Quote every line of the data below as it stands, omitting pictures.

** Start of DATA FOR THIS TASK **

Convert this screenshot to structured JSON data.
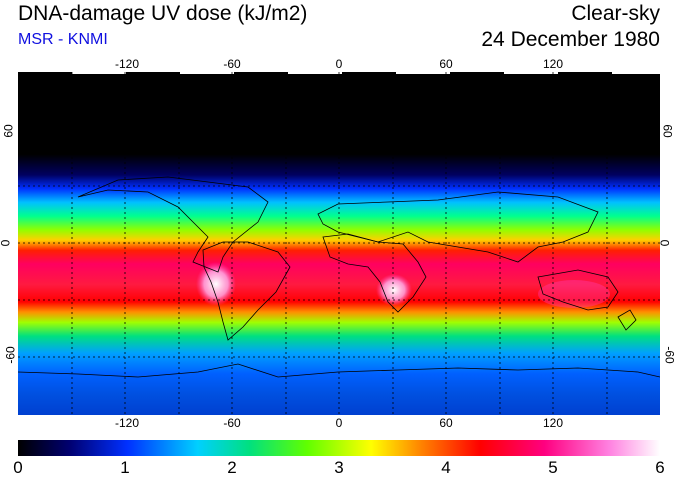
{
  "header": {
    "title": "DNA-damage UV dose (kJ/m2)",
    "subtitle": "MSR - KNMI",
    "condition": "Clear-sky",
    "date": "24 December 1980"
  },
  "map": {
    "projection": "equirectangular",
    "lon_range": [
      -180,
      180
    ],
    "lat_range": [
      -90,
      90
    ],
    "longitude_ticks": [
      "-120",
      "-60",
      "0",
      "60",
      "120"
    ],
    "latitude_ticks": [
      "60",
      "0",
      "-60"
    ],
    "gridlines": "dotted",
    "coastlines": true
  },
  "colorbar": {
    "labels": [
      "0",
      "1",
      "2",
      "3",
      "4",
      "5",
      "6"
    ],
    "min": 0,
    "max": 6,
    "colors": [
      "#000000",
      "#0000b0",
      "#0050ff",
      "#00e0ff",
      "#20e080",
      "#40ff00",
      "#c0ff00",
      "#ffff00",
      "#ff8000",
      "#ff0000",
      "#ff0060",
      "#ff40c0",
      "#ffb0f0",
      "#ffffff"
    ]
  }
}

** End of DATA FOR THIS TASK **

## RESPONSE
Convert this screenshot to structured JSON data.
{
  "header": {
    "title": "DNA-damage UV dose (kJ/m2)",
    "subtitle": "MSR - KNMI",
    "condition": "Clear-sky",
    "date": "24 December 1980"
  },
  "map": {
    "projection": "equirectangular",
    "lon_range": [
      -180,
      180
    ],
    "lat_range": [
      -90,
      90
    ],
    "longitude_ticks": [
      "-120",
      "-60",
      "0",
      "60",
      "120"
    ],
    "latitude_ticks": [
      "60",
      "0",
      "-60"
    ],
    "gridlines": "dotted",
    "coastlines": true
  },
  "colorbar": {
    "labels": [
      "0",
      "1",
      "2",
      "3",
      "4",
      "5",
      "6"
    ],
    "min": 0,
    "max": 6,
    "colors": [
      "#000000",
      "#0000b0",
      "#0050ff",
      "#00e0ff",
      "#20e080",
      "#40ff00",
      "#c0ff00",
      "#ffff00",
      "#ff8000",
      "#ff0000",
      "#ff0060",
      "#ff40c0",
      "#ffb0f0",
      "#ffffff"
    ]
  }
}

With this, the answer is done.